> WHAT THE EXERCISE ASKS:
Each record is to be printed again precisely as it reads.

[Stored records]
☆ ☆ ☆ ☆ ☆

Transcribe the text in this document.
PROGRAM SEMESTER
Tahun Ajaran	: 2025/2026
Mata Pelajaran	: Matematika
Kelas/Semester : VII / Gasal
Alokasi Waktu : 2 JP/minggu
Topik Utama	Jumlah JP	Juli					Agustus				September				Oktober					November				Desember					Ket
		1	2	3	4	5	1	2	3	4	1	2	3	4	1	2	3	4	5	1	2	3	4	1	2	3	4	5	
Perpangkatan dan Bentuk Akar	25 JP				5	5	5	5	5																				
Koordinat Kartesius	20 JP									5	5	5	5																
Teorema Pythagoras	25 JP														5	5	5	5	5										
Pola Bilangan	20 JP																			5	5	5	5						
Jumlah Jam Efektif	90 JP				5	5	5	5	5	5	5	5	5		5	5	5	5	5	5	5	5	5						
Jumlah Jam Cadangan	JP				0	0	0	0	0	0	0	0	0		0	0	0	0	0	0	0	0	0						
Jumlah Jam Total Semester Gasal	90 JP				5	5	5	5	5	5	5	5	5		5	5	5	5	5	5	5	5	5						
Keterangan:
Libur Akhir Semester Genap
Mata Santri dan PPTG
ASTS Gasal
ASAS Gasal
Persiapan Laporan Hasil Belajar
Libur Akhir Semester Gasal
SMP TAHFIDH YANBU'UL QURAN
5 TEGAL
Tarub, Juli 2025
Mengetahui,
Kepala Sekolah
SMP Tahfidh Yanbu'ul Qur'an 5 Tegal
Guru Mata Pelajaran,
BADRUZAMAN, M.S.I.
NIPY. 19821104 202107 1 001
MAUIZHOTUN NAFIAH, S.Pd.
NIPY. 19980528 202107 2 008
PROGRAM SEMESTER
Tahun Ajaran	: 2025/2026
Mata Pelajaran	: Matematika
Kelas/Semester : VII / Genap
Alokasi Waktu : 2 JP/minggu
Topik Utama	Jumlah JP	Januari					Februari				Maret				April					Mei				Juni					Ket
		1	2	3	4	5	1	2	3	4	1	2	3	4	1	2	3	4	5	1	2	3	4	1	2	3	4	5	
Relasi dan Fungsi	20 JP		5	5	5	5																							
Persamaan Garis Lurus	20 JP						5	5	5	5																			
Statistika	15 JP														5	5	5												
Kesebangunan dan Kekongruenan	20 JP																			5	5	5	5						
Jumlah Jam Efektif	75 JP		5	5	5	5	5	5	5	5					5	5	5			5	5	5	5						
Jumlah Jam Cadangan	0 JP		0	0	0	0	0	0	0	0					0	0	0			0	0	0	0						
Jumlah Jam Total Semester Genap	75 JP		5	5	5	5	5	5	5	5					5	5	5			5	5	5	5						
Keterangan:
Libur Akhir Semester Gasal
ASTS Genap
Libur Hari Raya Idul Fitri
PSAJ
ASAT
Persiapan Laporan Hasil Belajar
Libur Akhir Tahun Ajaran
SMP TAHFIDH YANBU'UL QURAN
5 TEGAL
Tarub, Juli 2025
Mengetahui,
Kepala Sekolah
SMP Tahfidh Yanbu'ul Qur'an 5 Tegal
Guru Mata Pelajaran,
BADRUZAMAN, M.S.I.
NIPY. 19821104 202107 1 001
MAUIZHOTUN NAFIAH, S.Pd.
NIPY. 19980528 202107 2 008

☆ ☆ ☆ ☆ ☆

> REPLY TO THE TASK:
Transcribe the text in this document.
PROGRAM SEMESTER
Tahun Ajaran	: 2025/2026
Mata Pelajaran	: Matematika
Kelas/Semester : VII / Gasal
Alokasi Waktu : 2 JP/minggu
Topik Utama	Jumlah JP	Juli					Agustus				September				Oktober					November				Desember					Ket
		1	2	3	4	5	1	2	3	4	1	2	3	4	1	2	3	4	5	1	2	3	4	1	2	3	4	5	
Perpangkatan dan Bentuk Akar	25 JP				5	5	5	5	5																				
Koordinat Kartesius	20 JP									5	5	5	5																
Teorema Pythagoras	25 JP														5	5	5	5	5										
Pola Bilangan	20 JP																			5	5	5	5						
Jumlah Jam Efektif	90 JP				5	5	5	5	5	5	5	5	5		5	5	5	5	5	5	5	5	5						
Jumlah Jam Cadangan	JP				0	0	0	0	0	0	0	0	0		0	0	0	0	0	0	0	0	0						
Jumlah Jam Total Semester Gasal	90 JP				5	5	5	5	5	5	5	5	5		5	5	5	5	5	5	5	5	5						
Keterangan:
Libur Akhir Semester Genap
Mata Santri dan PPTG
ASTS Gasal
ASAS Gasal
Persiapan Laporan Hasil Belajar
Libur Akhir Semester Gasal
SMP TAHFIDH YANBU'UL QURAN
5 TEGAL
Tarub, Juli 2025
Mengetahui,
Kepala Sekolah
SMP Tahfidh Yanbu'ul Qur'an 5 Tegal
Guru Mata Pelajaran,
BADRUZAMAN, M.S.I.
NIPY. 19821104 202107 1 001
MAUIZHOTUN NAFIAH, S.Pd.
NIPY. 19980528 202107 2 008
PROGRAM SEMESTER
Tahun Ajaran	: 2025/2026
Mata Pelajaran	: Matematika
Kelas/Semester : VII / Genap
Alokasi Waktu : 2 JP/minggu
Topik Utama	Jumlah JP	Januari					Februari				Maret				April					Mei				Juni					Ket
		1	2	3	4	5	1	2	3	4	1	2	3	4	1	2	3	4	5	1	2	3	4	1	2	3	4	5	
Relasi dan Fungsi	20 JP		5	5	5	5																							
Persamaan Garis Lurus	20 JP						5	5	5	5																			
Statistika	15 JP														5	5	5												
Kesebangunan dan Kekongruenan	20 JP																			5	5	5	5						
Jumlah Jam Efektif	75 JP		5	5	5	5	5	5	5	5					5	5	5			5	5	5	5						
Jumlah Jam Cadangan	0 JP		0	0	0	0	0	0	0	0					0	0	0			0	0	0	0						
Jumlah Jam Total Semester Genap	75 JP		5	5	5	5	5	5	5	5					5	5	5			5	5	5	5						
Keterangan:
Libur Akhir Semester Gasal
ASTS Genap
Libur Hari Raya Idul Fitri
PSAJ
ASAT
Persiapan Laporan Hasil Belajar
Libur Akhir Tahun Ajaran
SMP TAHFIDH YANBU'UL QURAN
5 TEGAL
Tarub, Juli 2025
Mengetahui,
Kepala Sekolah
SMP Tahfidh Yanbu'ul Qur'an 5 Tegal
Guru Mata Pelajaran,
BADRUZAMAN, M.S.I.
NIPY. 19821104 202107 1 001
MAUIZHOTUN NAFIAH, S.Pd.
NIPY. 19980528 202107 2 008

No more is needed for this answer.